Written task A:
Copy out these lines of the listing verbatim, beginning at the line that has "svg-text:Q4: Q4 [198, 70, 214, 83]" and stopping after the line that has "svg-text:Q3: Q3 [152, 236, 168, 249]".

Extract provided:
※ ※ ※

These regulations have clear economic and social consequences, such as less employment opportunities (CEC 2009). Strict quotas create risks to the social and employment structure of the coastal communities that are closely tied to the income of the fishing industry (Borges et al. 2018). Considering the size of existing fishing fleet, limited resources and volatile oil prices, it is very challenging to adapt to change and restore the economic viability of the sector (CEC 2009). In the last decade, fishing effort has decreased by 13% (i.e., the vessel engine power (kW) multiplied by the days spent at sea, summed over the fleet) and number of fishing enterprises has decreased more than 40%.
Commercial fisheries constantly adopt new technologies to remain economically competitive, enhance the performance of their equipment, increase the value of their catch, decrease costs, aid navigation, and to improve safety at sea (Tietze et al. 2005). Among these motives, catch increase and reduction of non-fishing time at sea were the most important targets for technology investments for fishermen. Further, adoption of ever-improving fisheries models improves both fishery management and management of the sector as a whole. Most of the investments are related to gears and electronics (Marchal, 2006). Technology adoption in fishery includes both distinct investments in new technology on board individual vessels (e.g., the purchase of sonar, gear sensors or new navigation systems), as well as gradual improvements to the existing vessel technology or gear (e.g., netting materials, trawl panels designs, hook and long line designs or deck equipment and its arrangement) (Eigaard et al. 2014).

※ ※ ※

Dataset records:
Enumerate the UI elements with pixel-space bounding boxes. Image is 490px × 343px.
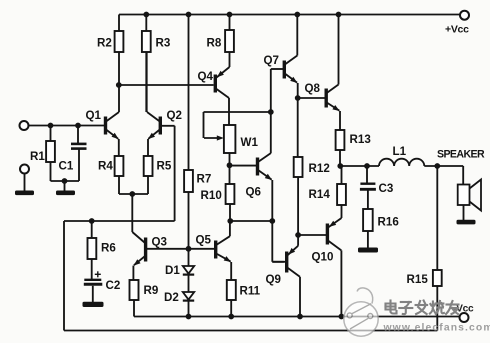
svg-text:Q4: Q4 [198, 70, 214, 83]
svg-text:C2: C2 [106, 279, 121, 292]
svg-text:W1: W1 [241, 136, 259, 149]
svg-text:Q1: Q1 [86, 109, 102, 122]
potentiometer W1 [204, 112, 271, 153]
wire feedback left drop [63, 221, 65, 331]
node input C1 tap [75, 123, 81, 129]
node R10 bottom [227, 218, 233, 224]
resistor R4 [98, 156, 123, 194]
transistor Q5 [196, 221, 232, 280]
svg-text:Q5: Q5 [196, 234, 212, 247]
svg-text:R6: R6 [101, 242, 116, 255]
svg-text:R1: R1 [30, 150, 45, 163]
resistor R14 [309, 166, 346, 218]
svg-text:Q3: Q3 [152, 236, 168, 249]
resistor R12 [294, 98, 330, 235]
resistor R3 [142, 15, 171, 113]
svg-text:R13: R13 [350, 133, 372, 146]
svg-text:R11: R11 [240, 285, 261, 298]
resistor R11 [227, 280, 261, 317]
transistor Q9 [266, 235, 301, 317]
resistor R13 [336, 130, 372, 166]
node R12 bottom driver [295, 232, 301, 238]
svg-text:C3: C3 [379, 182, 394, 195]
node bottom rail D2 tap [186, 314, 192, 320]
resistor R6 [88, 221, 117, 279]
node Q6 emitter tap [269, 218, 275, 224]
wire feedback bottom line [64, 330, 437, 332]
wire W1 to R10 [229, 153, 231, 184]
resistor R7 [184, 15, 211, 267]
transistor Q2 [147, 52, 182, 221]
watermark elecfans logo and text [344, 288, 490, 336]
svg-text:R16: R16 [378, 216, 400, 229]
resistor R15 [407, 166, 442, 331]
transistor Q6 [230, 69, 284, 262]
resistor R2 [97, 15, 123, 86]
speaker SPEAKER [437, 149, 485, 225]
svg-text:C1: C1 [59, 160, 74, 173]
wire -Vcc bottom rail [134, 316, 460, 318]
wire +Vcc top rail [119, 14, 460, 16]
node W1 bottom [227, 162, 233, 168]
svg-text:+Vcc: +Vcc [445, 24, 469, 36]
resistor R5 [144, 156, 172, 194]
node top rail R7 tap [186, 12, 192, 18]
node top rail R8 tap [227, 12, 233, 18]
transistor Q1 [86, 85, 120, 156]
transistor Q4 [198, 67, 230, 125]
capacitor C1 [59, 126, 87, 182]
wire input line [28, 125, 104, 127]
node diff tail [129, 191, 135, 197]
node top rail Q8 tap [336, 12, 342, 18]
wire feedback mid line [64, 220, 175, 222]
node top rail Q7 tap [294, 12, 300, 18]
resistor R10 [201, 184, 235, 221]
terminal input upper [20, 121, 29, 130]
node output R13-R14 [337, 163, 343, 169]
node R6 tap [89, 218, 95, 224]
svg-text:R14: R14 [309, 188, 331, 201]
ground C2 [83, 302, 104, 307]
node R1-C1 ground tap [62, 178, 68, 184]
svg-text:R15: R15 [407, 273, 429, 286]
svg-text:SPEAKER: SPEAKER [437, 149, 485, 161]
node W1 wiper to Q7 base [268, 109, 274, 115]
terminal +Vcc [445, 11, 469, 36]
resistor R8 [207, 15, 234, 68]
svg-text:Q7: Q7 [264, 54, 279, 67]
svg-text:D2: D2 [164, 291, 179, 304]
node bottom rail R11 tap [228, 314, 234, 320]
node input R1 tap [48, 123, 54, 129]
transistor Q3 [132, 232, 215, 280]
ground R1/C1 [56, 181, 75, 195]
svg-text:Q8: Q8 [305, 82, 321, 95]
wire tail to Q3 collector [131, 194, 133, 232]
transistor Q8 [305, 15, 341, 131]
node bottom rail Q9 tap [297, 314, 303, 320]
node R2-Q1 collector junction [116, 82, 122, 88]
svg-text:D1: D1 [165, 264, 180, 277]
terminal input lower [20, 165, 29, 174]
resistor R1 [30, 126, 55, 182]
node top rail R3 tap [143, 12, 149, 18]
node C3 tap [364, 163, 370, 169]
svg-text:Q2: Q2 [167, 109, 182, 122]
wire Q4 base line [119, 84, 214, 86]
svg-text:R3: R3 [156, 37, 171, 50]
svg-text:R7: R7 [197, 173, 212, 186]
node bias chain base tap [186, 246, 192, 252]
ground input lower [15, 173, 34, 195]
svg-text:R12: R12 [309, 162, 330, 175]
terminal -Vcc [453, 304, 474, 323]
transistor Q7 [264, 15, 298, 99]
svg-text:R8: R8 [207, 37, 222, 50]
svg-text:www.elecfans.com: www.elecfans.com [383, 323, 490, 334]
resistor R16 [363, 209, 399, 248]
svg-text:L1: L1 [393, 145, 407, 158]
capacitor C2 [84, 271, 121, 302]
svg-text:R10: R10 [201, 189, 222, 202]
svg-text:R4: R4 [98, 160, 113, 173]
svg-text:R2: R2 [97, 37, 112, 50]
svg-text:R5: R5 [157, 160, 172, 173]
capacitor C3 [360, 166, 394, 209]
svg-text:Q6: Q6 [246, 186, 262, 199]
wire R1-C1 bottom tie [51, 180, 80, 182]
resistor R9 [130, 280, 159, 317]
node Q7 emitter [295, 95, 301, 101]
diode D2 [164, 291, 194, 317]
ground R16 [358, 248, 378, 253]
node speaker tap [434, 163, 440, 169]
svg-text:R9: R9 [144, 284, 159, 297]
inductor L1 [379, 145, 424, 166]
wire Q7 emitter to Q8 base [298, 97, 326, 99]
wire R4-R5 emitter tie [119, 193, 148, 195]
wire output line left [340, 165, 379, 167]
node bottom rail Q10 tap [339, 314, 345, 320]
transistor Q10 [298, 218, 341, 317]
svg-text:Q10: Q10 [312, 251, 334, 264]
wire R10 to Q9 base line [230, 220, 272, 222]
wire output line right [424, 165, 463, 167]
svg-text:Q9: Q9 [266, 273, 282, 286]
diode D1 [165, 264, 194, 292]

※ ※ ※

Written task B:
According to the passage on commercial fisheries, by how much has the number of fishing enterprises decreased in the last decade?

Worked answer A:
svg-text:Q4: Q4 [198, 70, 214, 83]
svg-text:C2: C2 [106, 279, 121, 292]
svg-text:W1: W1 [241, 136, 259, 149]
svg-text:Q1: Q1 [86, 109, 102, 122]
potentiometer W1 [204, 112, 271, 153]
wire feedback left drop [63, 221, 65, 331]
node input C1 tap [75, 123, 81, 129]
node R10 bottom [227, 218, 233, 224]
resistor R4 [98, 156, 123, 194]
transistor Q5 [196, 221, 232, 280]
svg-text:Q5: Q5 [196, 234, 212, 247]
svg-text:R6: R6 [101, 242, 116, 255]
svg-text:R1: R1 [30, 150, 45, 163]
resistor R14 [309, 166, 346, 218]
svg-text:Q3: Q3 [152, 236, 168, 249]

Worked answer B:
By more than 40%.